• _Problem details_: What lines in the material hold the string "Doctor"? Copy out each of them.

• _Supplied information_:
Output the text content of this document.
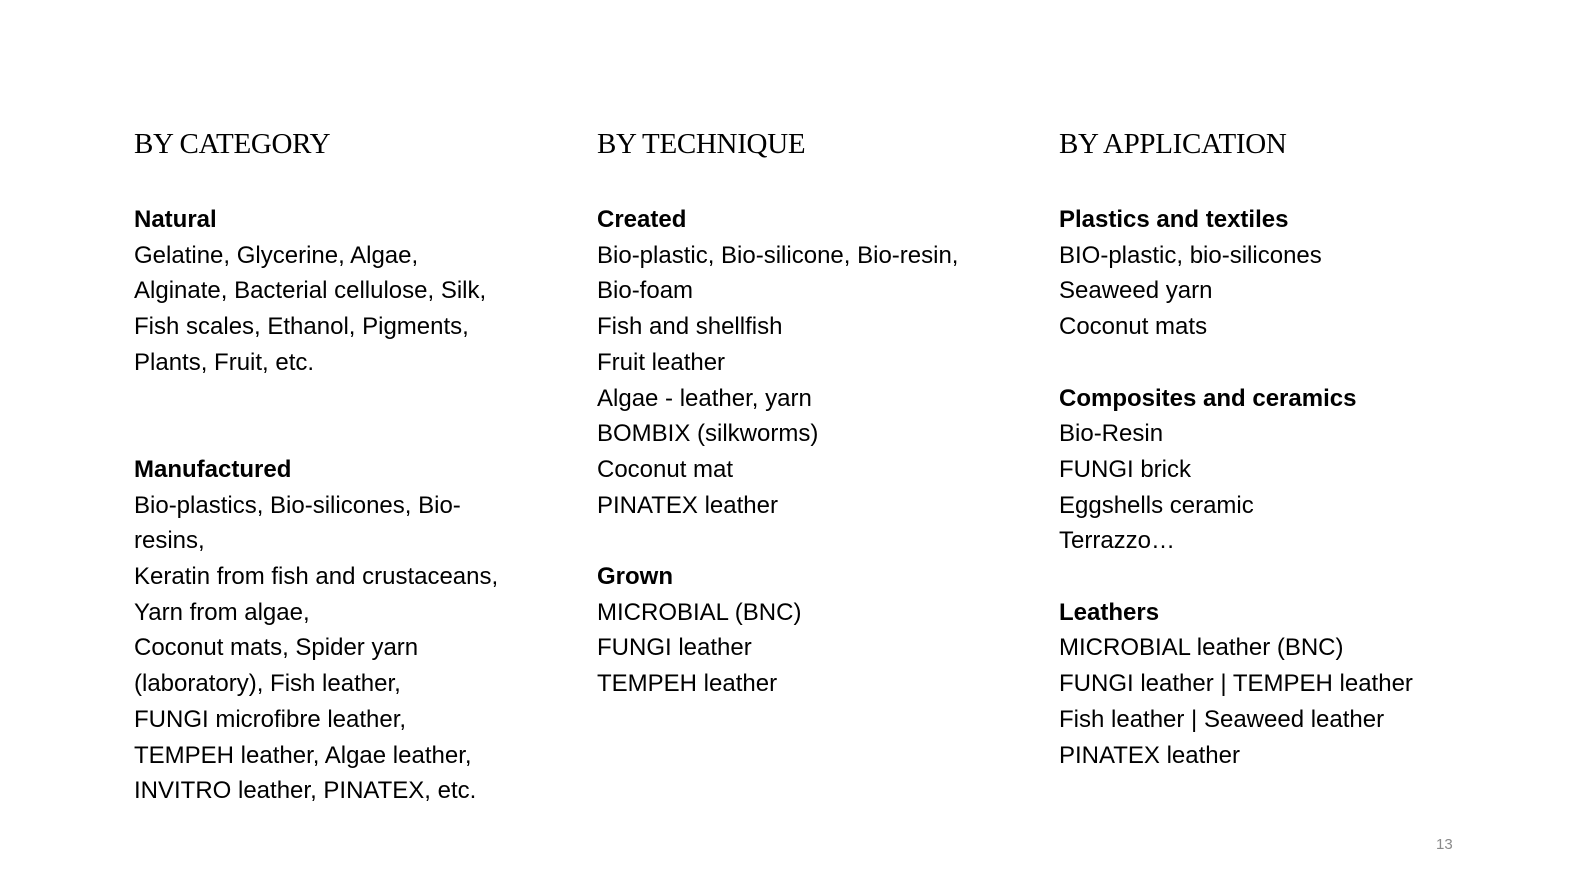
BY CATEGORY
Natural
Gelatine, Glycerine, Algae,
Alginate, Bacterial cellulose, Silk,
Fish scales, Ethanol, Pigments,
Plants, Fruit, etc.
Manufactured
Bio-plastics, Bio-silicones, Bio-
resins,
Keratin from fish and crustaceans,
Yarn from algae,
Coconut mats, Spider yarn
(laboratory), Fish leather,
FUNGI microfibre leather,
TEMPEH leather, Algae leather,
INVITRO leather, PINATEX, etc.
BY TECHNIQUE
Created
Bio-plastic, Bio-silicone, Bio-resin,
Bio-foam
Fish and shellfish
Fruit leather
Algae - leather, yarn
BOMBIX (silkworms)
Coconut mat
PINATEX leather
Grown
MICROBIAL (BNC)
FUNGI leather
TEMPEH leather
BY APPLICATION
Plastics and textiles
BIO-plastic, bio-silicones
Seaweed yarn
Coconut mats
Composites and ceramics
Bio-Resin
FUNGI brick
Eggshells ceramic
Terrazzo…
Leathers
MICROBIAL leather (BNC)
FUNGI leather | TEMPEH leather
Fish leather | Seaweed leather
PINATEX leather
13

* * *

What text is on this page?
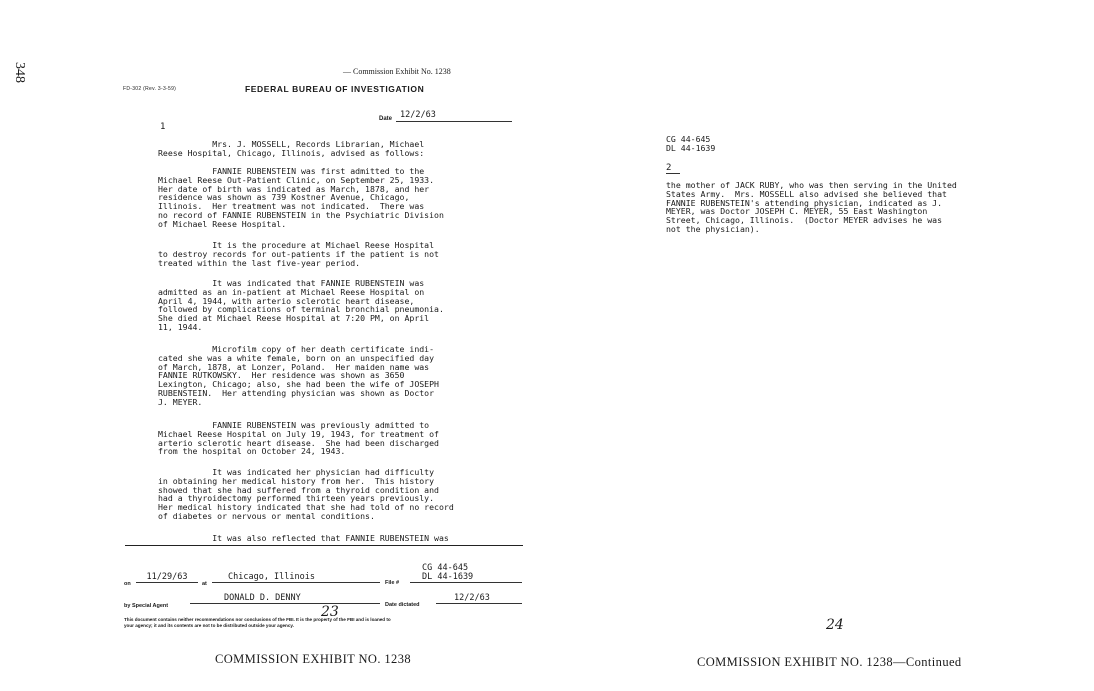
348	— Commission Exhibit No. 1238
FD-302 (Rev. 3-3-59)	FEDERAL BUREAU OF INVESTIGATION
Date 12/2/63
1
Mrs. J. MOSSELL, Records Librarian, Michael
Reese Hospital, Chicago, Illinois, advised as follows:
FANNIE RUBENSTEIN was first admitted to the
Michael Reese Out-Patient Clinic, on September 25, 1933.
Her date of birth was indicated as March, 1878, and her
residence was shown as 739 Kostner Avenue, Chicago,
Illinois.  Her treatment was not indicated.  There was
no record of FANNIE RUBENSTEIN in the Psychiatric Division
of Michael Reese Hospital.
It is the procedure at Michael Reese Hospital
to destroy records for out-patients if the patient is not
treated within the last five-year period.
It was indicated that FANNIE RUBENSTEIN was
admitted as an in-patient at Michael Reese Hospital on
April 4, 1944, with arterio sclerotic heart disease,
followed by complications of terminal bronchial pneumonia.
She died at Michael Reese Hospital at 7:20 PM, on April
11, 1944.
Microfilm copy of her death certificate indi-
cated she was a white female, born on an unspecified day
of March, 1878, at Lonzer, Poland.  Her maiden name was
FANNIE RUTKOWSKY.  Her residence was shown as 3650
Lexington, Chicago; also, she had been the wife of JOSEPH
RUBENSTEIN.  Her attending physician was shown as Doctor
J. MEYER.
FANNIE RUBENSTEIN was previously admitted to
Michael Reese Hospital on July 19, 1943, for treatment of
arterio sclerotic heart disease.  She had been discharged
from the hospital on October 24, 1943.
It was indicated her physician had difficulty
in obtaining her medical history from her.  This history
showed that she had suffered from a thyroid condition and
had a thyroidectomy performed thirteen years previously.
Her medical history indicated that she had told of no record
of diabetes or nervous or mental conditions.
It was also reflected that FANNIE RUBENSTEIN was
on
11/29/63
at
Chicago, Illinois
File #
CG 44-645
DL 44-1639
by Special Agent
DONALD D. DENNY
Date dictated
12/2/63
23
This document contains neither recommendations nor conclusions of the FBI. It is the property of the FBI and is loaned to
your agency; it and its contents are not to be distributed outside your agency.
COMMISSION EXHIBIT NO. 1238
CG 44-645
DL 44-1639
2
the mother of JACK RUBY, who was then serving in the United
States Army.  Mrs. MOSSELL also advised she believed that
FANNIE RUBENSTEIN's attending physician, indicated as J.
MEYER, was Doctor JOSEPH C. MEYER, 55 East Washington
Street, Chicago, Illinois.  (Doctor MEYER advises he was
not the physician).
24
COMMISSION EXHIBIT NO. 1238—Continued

• _Result below_:
RUBENSTEIN.  Her attending physician was shown as Doctor
MEYER, was Doctor JOSEPH C. MEYER, 55 East Washington
Street, Chicago, Illinois.  (Doctor MEYER advises he was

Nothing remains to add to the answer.